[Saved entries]
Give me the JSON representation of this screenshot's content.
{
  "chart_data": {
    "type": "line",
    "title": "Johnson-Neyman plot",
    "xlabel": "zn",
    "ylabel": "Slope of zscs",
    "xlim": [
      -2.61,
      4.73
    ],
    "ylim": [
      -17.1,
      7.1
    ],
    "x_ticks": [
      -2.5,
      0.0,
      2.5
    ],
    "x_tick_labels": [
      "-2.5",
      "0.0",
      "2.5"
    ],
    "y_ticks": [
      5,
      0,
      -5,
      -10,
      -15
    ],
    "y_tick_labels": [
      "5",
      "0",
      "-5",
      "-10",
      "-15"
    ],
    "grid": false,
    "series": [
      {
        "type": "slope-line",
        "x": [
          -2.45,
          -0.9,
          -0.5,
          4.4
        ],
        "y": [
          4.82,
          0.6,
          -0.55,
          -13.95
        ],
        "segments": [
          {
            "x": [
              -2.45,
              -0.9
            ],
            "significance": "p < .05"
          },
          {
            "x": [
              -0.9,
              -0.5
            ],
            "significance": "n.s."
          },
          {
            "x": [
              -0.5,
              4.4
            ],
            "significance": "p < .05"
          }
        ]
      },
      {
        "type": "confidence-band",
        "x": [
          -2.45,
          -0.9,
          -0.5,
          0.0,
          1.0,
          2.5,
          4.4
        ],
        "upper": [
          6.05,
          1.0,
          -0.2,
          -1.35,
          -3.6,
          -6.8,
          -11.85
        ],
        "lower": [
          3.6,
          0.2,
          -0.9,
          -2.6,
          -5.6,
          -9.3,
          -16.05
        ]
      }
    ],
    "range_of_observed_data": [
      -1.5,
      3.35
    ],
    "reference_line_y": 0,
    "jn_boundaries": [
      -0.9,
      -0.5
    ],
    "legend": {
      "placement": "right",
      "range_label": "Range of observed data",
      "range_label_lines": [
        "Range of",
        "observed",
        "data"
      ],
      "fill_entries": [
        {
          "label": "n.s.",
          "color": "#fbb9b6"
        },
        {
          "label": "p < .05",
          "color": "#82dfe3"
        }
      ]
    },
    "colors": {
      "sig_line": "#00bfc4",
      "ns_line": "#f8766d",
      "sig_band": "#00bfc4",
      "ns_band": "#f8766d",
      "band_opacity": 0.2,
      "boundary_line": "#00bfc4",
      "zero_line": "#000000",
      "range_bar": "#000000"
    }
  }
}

EXERCISE TASK: Give back all the records exactly as they stand.

EXERCISE ANSWER:
Give me the JSON representation of this screenshot's content.
{
  "chart_data": {
    "type": "line",
    "title": "Johnson-Neyman plot",
    "xlabel": "zn",
    "ylabel": "Slope of zscs",
    "xlim": [
      -2.61,
      4.73
    ],
    "ylim": [
      -17.1,
      7.1
    ],
    "x_ticks": [
      -2.5,
      0.0,
      2.5
    ],
    "x_tick_labels": [
      "-2.5",
      "0.0",
      "2.5"
    ],
    "y_ticks": [
      5,
      0,
      -5,
      -10,
      -15
    ],
    "y_tick_labels": [
      "5",
      "0",
      "-5",
      "-10",
      "-15"
    ],
    "grid": false,
    "series": [
      {
        "type": "slope-line",
        "x": [
          -2.45,
          -0.9,
          -0.5,
          4.4
        ],
        "y": [
          4.82,
          0.6,
          -0.55,
          -13.95
        ],
        "segments": [
          {
            "x": [
              -2.45,
              -0.9
            ],
            "significance": "p < .05"
          },
          {
            "x": [
              -0.9,
              -0.5
            ],
            "significance": "n.s."
          },
          {
            "x": [
              -0.5,
              4.4
            ],
            "significance": "p < .05"
          }
        ]
      },
      {
        "type": "confidence-band",
        "x": [
          -2.45,
          -0.9,
          -0.5,
          0.0,
          1.0,
          2.5,
          4.4
        ],
        "upper": [
          6.05,
          1.0,
          -0.2,
          -1.35,
          -3.6,
          -6.8,
          -11.85
        ],
        "lower": [
          3.6,
          0.2,
          -0.9,
          -2.6,
          -5.6,
          -9.3,
          -16.05
        ]
      }
    ],
    "range_of_observed_data": [
      -1.5,
      3.35
    ],
    "reference_line_y": 0,
    "jn_boundaries": [
      -0.9,
      -0.5
    ],
    "legend": {
      "placement": "right",
      "range_label": "Range of observed data",
      "range_label_lines": [
        "Range of",
        "observed",
        "data"
      ],
      "fill_entries": [
        {
          "label": "n.s.",
          "color": "#fbb9b6"
        },
        {
          "label": "p < .05",
          "color": "#82dfe3"
        }
      ]
    },
    "colors": {
      "sig_line": "#00bfc4",
      "ns_line": "#f8766d",
      "sig_band": "#00bfc4",
      "ns_band": "#f8766d",
      "band_opacity": 0.2,
      "boundary_line": "#00bfc4",
      "zero_line": "#000000",
      "range_bar": "#000000"
    }
  }
}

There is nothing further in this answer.